▽

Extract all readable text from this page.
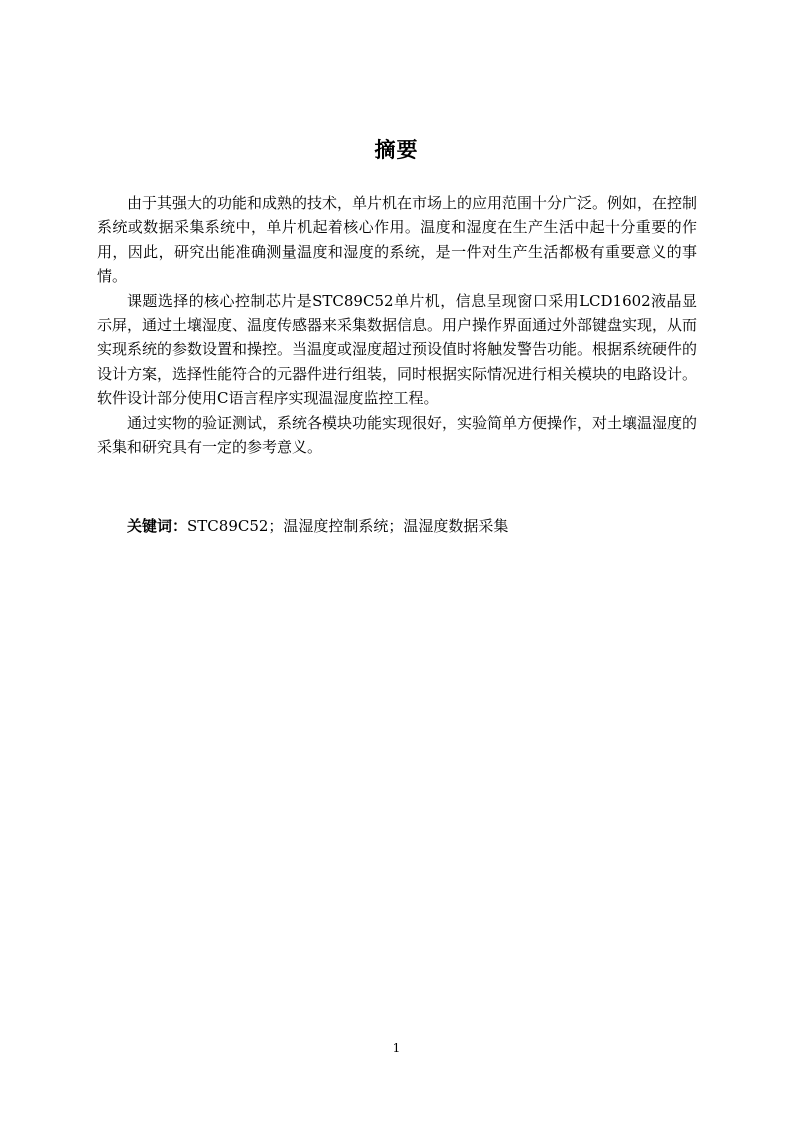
摘要

由于其强大的功能和成熟的技术，单片机在市场上的应用范围十分广泛。例如，在控制系统或数据采集系统中，单片机起着核心作用。温度和湿度在生产生活中起十分重要的作用，因此，研究出能准确测量温度和湿度的系统，是一件对生产生活都极有重要意义的事情。

课题选择的核心控制芯片是STC89C52单片机，信息呈现窗口采用LCD1602液晶显示屏，通过土壤湿度、温度传感器来采集数据信息。用户操作界面通过外部键盘实现，从而实现系统的参数设置和操控。当温度或湿度超过预设值时将触发警告功能。根据系统硬件的设计方案，选择性能符合的元器件进行组装，同时根据实际情况进行相关模块的电路设计。软件设计部分使用C语言程序实现温湿度监控工程。

通过实物的验证测试，系统各模块功能实现很好，实验简单方便操作，对土壤温湿度的采集和研究具有一定的参考意义。

关键词：STC89C52；温湿度控制系统；温湿度数据采集
1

△

Reproduce all of the data exactly, omitting each picture it holds.

Extract all readable text from this page.
摘要

由于其强大的功能和成熟的技术，单片机在市场上的应用范围十分广泛。例如，在控制系统或数据采集系统中，单片机起着核心作用。温度和湿度在生产生活中起十分重要的作用，因此，研究出能准确测量温度和湿度的系统，是一件对生产生活都极有重要意义的事情。

课题选择的核心控制芯片是STC89C52单片机，信息呈现窗口采用LCD1602液晶显示屏，通过土壤湿度、温度传感器来采集数据信息。用户操作界面通过外部键盘实现，从而实现系统的参数设置和操控。当温度或湿度超过预设值时将触发警告功能。根据系统硬件的设计方案，选择性能符合的元器件进行组装，同时根据实际情况进行相关模块的电路设计。软件设计部分使用C语言程序实现温湿度监控工程。

通过实物的验证测试，系统各模块功能实现很好，实验简单方便操作，对土壤温湿度的采集和研究具有一定的参考意义。

关键词：STC89C52；温湿度控制系统；温湿度数据采集
1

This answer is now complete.